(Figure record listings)
--- --- ---

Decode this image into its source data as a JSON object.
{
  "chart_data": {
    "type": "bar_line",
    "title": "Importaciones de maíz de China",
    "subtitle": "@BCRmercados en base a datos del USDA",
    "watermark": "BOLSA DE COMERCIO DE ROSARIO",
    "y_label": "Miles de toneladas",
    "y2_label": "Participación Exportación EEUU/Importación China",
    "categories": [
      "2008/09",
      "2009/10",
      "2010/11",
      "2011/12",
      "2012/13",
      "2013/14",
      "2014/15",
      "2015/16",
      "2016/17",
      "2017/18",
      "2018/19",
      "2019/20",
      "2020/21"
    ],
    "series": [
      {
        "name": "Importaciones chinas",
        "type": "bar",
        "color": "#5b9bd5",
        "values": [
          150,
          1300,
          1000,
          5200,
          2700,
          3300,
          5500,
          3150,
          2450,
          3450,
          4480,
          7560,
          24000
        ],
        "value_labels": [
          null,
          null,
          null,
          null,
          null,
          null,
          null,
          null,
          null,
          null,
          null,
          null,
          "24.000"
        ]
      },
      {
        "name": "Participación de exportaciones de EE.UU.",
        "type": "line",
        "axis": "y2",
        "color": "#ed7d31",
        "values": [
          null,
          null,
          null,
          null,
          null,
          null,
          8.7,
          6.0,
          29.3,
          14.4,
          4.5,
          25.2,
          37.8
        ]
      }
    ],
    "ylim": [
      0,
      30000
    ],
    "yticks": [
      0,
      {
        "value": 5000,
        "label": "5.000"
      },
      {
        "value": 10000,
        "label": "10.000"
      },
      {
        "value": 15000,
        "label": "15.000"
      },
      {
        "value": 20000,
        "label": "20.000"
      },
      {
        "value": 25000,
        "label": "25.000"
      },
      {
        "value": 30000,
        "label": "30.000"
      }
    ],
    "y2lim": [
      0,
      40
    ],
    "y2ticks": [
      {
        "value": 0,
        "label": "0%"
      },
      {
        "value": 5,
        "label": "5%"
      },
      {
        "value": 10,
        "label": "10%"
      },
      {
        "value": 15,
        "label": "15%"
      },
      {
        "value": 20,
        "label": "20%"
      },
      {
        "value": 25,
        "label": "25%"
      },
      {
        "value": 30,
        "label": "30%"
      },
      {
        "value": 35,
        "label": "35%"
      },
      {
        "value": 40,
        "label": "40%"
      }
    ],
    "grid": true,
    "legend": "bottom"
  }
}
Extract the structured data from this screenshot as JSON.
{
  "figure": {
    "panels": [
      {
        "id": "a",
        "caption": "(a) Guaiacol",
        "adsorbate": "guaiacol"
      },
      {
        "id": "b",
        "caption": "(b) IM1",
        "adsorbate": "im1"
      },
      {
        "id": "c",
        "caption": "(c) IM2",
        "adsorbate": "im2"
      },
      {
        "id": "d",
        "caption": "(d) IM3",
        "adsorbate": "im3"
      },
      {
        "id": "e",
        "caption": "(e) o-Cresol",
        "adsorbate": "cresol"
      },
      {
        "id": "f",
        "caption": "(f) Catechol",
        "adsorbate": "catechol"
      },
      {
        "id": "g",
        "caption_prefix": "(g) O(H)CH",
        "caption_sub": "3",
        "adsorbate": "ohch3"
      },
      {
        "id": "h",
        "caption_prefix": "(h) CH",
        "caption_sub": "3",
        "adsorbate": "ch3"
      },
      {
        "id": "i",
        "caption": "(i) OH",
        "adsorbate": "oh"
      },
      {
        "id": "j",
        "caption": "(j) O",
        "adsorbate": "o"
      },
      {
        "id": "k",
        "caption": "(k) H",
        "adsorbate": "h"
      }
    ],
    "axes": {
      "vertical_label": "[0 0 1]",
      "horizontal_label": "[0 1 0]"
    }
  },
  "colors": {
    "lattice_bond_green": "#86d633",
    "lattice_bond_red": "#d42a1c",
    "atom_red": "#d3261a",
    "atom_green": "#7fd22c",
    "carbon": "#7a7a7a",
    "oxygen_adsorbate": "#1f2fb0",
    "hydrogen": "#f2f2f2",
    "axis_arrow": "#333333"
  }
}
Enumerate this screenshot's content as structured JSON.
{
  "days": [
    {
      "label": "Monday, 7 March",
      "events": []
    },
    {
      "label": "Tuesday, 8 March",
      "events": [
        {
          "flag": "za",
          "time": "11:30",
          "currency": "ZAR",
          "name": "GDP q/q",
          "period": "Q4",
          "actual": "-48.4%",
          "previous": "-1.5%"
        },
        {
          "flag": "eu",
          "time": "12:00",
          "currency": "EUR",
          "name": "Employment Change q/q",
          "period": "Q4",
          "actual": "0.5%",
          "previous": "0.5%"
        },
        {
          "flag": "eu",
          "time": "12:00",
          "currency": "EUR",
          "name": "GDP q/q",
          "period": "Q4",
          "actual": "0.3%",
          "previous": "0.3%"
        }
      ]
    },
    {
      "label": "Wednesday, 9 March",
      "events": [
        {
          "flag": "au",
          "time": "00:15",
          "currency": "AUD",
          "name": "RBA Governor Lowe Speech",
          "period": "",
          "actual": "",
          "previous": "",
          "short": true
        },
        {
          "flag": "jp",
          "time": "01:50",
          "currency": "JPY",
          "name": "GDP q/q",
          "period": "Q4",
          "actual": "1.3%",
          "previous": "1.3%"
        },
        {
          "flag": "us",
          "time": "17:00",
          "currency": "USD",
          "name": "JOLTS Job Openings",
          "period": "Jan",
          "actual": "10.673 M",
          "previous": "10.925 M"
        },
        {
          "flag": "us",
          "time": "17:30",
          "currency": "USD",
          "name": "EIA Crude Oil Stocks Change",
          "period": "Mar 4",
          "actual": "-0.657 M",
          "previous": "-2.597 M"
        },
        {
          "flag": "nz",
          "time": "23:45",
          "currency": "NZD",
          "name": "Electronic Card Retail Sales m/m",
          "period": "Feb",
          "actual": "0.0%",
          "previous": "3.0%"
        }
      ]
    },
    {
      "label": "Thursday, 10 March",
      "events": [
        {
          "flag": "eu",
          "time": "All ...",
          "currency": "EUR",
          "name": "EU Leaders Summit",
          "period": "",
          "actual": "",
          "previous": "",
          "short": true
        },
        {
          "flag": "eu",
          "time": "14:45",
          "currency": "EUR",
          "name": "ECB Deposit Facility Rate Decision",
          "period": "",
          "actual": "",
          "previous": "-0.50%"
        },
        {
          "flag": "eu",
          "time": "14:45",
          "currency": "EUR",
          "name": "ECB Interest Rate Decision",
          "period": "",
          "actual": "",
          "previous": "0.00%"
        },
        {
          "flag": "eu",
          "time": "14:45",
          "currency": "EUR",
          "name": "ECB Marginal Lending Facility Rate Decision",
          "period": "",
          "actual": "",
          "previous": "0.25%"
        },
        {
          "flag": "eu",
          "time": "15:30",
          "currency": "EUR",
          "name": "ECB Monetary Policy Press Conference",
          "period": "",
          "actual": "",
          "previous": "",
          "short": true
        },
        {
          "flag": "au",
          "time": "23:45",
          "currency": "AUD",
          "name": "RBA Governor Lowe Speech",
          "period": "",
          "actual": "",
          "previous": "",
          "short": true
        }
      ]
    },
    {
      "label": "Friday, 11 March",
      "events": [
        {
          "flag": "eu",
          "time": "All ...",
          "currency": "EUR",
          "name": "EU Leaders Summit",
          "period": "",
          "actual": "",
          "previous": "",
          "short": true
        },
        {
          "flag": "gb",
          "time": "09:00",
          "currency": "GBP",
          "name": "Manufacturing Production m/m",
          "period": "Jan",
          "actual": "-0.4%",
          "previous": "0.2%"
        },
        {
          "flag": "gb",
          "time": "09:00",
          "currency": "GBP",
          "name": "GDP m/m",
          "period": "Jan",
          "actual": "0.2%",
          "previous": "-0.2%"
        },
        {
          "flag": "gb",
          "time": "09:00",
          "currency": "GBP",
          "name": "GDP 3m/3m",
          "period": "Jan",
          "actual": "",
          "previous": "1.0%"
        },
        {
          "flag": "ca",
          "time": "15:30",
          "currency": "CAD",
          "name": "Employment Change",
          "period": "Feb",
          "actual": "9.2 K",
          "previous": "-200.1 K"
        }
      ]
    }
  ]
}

--- --- ---

What you need to do:
Pick out each line in the material containing "Facility".

Answer for this exercise:
          "name": "ECB Deposit Facility Rate Decision",
          "name": "ECB Marginal Lending Facility Rate Decision",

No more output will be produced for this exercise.